__What to work on__.
How many of the lines below include "this"? Give the number and no other words.

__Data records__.
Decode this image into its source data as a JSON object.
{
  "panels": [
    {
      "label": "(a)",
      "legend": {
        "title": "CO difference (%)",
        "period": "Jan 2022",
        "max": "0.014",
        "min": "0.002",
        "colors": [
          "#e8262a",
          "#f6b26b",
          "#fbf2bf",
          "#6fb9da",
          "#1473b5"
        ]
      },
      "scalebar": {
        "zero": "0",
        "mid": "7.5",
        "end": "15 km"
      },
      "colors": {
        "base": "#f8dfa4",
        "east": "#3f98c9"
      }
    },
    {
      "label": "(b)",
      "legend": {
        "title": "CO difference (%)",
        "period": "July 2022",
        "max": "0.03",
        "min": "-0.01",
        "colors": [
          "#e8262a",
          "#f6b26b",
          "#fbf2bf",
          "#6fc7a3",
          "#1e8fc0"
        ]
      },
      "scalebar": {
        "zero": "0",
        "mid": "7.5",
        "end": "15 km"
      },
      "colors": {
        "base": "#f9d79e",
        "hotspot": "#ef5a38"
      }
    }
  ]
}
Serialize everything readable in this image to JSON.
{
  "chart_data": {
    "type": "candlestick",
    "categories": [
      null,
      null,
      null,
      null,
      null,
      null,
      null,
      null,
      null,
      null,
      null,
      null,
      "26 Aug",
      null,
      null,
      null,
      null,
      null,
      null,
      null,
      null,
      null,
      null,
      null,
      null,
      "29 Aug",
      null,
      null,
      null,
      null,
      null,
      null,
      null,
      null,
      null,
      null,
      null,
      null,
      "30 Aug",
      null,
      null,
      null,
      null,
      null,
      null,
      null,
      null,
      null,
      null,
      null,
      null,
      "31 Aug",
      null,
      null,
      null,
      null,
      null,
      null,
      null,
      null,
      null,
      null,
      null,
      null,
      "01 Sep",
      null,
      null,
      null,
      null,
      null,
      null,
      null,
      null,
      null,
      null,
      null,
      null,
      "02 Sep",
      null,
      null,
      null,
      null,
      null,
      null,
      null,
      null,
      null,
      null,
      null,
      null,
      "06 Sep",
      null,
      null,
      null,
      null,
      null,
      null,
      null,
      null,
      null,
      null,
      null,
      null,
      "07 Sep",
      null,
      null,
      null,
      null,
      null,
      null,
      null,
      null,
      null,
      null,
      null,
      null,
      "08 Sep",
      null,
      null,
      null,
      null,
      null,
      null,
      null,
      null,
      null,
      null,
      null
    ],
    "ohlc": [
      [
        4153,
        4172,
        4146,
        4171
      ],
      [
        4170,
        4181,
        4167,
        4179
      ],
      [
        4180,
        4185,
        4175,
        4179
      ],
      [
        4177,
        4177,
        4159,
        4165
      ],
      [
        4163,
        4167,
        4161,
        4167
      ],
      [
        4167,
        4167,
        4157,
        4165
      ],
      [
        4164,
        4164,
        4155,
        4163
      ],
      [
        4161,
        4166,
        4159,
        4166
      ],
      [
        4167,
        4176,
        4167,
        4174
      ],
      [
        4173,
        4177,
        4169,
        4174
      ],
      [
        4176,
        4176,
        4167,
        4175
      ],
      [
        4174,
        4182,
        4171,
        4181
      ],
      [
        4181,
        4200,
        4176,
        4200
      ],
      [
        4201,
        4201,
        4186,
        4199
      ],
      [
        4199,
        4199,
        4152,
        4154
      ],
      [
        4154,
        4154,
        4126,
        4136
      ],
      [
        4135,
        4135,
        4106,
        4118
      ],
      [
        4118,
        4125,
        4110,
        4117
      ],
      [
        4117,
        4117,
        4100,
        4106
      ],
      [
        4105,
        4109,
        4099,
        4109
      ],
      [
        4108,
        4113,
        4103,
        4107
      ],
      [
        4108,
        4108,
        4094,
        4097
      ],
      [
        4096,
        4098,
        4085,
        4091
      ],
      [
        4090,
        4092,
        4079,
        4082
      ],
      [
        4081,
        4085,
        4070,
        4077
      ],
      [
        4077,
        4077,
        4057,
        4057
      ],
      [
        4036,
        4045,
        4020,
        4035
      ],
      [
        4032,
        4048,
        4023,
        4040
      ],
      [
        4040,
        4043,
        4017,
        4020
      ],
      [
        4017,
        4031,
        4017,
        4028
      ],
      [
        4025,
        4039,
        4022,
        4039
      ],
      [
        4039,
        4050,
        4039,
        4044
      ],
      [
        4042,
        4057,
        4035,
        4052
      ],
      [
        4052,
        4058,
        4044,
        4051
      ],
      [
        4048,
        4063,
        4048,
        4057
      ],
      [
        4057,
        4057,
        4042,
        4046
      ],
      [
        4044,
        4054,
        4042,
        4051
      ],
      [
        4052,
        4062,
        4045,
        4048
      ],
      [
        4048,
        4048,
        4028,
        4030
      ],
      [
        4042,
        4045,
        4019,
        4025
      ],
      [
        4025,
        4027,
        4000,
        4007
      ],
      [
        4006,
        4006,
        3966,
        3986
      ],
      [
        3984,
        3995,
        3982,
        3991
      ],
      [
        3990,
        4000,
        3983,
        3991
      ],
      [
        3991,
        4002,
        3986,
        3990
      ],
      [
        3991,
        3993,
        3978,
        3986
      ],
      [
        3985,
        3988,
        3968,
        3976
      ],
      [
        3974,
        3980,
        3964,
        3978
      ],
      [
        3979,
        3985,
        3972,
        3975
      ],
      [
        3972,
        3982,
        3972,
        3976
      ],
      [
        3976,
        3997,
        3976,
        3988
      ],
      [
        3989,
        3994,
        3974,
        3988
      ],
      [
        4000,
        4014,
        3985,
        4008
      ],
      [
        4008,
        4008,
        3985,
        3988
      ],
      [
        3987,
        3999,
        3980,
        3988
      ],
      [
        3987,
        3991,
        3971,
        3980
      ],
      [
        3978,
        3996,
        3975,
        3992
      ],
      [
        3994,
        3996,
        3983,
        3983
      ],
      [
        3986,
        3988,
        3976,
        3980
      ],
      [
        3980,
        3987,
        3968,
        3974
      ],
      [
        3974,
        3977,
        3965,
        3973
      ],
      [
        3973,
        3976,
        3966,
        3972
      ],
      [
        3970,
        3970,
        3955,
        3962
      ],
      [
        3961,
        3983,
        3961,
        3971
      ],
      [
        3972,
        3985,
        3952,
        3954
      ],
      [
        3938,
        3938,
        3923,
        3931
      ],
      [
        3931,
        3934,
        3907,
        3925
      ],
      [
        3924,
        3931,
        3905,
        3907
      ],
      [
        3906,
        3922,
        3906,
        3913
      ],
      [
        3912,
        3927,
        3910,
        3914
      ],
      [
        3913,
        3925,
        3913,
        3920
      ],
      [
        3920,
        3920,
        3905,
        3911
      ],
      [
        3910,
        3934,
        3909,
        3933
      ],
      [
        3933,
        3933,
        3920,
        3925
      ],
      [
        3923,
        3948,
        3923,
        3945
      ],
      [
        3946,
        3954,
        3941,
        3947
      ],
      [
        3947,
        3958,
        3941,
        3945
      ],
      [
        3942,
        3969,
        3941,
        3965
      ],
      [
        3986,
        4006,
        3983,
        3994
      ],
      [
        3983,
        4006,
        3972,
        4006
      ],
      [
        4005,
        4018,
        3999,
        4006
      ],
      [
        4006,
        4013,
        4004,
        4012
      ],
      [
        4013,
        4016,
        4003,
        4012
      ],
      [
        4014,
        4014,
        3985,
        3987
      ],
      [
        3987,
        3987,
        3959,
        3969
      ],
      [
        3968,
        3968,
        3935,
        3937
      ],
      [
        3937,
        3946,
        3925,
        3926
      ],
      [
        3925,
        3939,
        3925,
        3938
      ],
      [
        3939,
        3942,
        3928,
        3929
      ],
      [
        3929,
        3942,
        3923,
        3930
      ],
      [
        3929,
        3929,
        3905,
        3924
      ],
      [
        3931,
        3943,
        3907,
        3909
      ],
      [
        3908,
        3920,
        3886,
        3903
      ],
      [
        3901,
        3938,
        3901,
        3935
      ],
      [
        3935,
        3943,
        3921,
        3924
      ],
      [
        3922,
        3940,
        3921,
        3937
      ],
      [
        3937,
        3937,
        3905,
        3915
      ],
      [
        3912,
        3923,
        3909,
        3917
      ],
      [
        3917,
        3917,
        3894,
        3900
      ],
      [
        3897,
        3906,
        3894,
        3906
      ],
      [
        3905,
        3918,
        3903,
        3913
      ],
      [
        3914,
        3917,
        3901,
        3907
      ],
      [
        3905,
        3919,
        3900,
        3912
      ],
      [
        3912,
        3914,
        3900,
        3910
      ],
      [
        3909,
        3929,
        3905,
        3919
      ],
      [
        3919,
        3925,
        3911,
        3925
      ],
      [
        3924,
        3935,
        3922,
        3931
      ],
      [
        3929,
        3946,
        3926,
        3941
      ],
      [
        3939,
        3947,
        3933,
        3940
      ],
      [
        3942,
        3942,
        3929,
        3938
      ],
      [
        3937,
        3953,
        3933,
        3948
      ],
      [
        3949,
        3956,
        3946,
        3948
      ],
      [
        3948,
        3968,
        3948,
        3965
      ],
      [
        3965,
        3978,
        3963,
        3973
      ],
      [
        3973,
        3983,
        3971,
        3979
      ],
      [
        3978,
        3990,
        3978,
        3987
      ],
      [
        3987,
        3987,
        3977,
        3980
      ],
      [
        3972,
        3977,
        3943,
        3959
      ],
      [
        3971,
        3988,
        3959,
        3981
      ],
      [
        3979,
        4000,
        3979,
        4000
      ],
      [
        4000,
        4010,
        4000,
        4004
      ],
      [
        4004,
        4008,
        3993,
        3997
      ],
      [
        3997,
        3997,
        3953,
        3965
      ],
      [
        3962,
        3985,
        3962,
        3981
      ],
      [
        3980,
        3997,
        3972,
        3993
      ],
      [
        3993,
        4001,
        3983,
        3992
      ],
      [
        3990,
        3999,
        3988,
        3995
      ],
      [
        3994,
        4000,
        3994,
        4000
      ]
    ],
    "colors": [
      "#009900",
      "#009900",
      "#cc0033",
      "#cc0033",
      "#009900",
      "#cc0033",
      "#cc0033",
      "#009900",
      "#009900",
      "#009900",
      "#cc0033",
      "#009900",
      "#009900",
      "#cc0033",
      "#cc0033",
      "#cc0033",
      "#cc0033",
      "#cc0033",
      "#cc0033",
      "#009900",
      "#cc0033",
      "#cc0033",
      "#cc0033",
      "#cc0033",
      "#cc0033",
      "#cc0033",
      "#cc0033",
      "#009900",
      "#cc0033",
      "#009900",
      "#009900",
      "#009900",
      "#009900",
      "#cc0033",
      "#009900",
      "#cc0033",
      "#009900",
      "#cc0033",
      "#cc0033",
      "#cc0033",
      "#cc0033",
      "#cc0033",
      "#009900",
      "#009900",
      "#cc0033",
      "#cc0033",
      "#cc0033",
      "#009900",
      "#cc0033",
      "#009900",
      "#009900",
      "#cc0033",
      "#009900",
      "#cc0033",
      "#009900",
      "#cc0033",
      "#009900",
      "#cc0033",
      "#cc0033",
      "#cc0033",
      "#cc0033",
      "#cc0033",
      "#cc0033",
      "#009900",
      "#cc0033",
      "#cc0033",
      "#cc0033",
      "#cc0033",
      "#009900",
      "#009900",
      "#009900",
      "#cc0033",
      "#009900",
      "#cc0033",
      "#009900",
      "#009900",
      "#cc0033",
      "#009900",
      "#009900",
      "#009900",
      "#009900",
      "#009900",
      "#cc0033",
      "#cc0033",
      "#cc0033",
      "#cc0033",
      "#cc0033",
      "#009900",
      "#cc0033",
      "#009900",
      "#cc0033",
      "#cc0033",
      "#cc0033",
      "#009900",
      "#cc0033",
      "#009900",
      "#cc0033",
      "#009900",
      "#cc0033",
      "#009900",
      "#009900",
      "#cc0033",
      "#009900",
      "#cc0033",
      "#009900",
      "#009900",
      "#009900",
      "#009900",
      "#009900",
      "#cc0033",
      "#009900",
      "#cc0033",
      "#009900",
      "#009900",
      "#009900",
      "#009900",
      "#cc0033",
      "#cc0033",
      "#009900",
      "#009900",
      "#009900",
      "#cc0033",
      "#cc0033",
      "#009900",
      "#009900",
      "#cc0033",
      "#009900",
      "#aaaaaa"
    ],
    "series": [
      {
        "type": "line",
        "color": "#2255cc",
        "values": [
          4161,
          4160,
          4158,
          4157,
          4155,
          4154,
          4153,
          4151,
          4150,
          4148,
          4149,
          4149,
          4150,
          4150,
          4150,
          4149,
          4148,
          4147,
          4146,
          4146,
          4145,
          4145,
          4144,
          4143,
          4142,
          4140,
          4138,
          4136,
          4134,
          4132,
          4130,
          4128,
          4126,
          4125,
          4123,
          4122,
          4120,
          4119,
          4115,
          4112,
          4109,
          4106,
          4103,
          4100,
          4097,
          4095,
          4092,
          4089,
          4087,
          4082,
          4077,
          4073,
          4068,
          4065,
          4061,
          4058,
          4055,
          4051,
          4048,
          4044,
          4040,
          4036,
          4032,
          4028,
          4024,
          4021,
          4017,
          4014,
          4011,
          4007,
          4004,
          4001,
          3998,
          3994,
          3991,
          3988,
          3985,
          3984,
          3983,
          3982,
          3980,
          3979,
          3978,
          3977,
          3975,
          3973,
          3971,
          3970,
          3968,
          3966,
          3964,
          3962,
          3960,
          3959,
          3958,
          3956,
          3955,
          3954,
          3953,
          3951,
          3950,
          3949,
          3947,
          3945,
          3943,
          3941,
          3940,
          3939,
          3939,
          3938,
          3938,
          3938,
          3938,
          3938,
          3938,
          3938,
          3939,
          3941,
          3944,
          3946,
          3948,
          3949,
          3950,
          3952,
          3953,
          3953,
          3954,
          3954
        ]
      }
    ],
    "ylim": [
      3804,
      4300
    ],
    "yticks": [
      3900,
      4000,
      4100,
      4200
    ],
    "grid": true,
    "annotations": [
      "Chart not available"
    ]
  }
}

__Full answer__.
2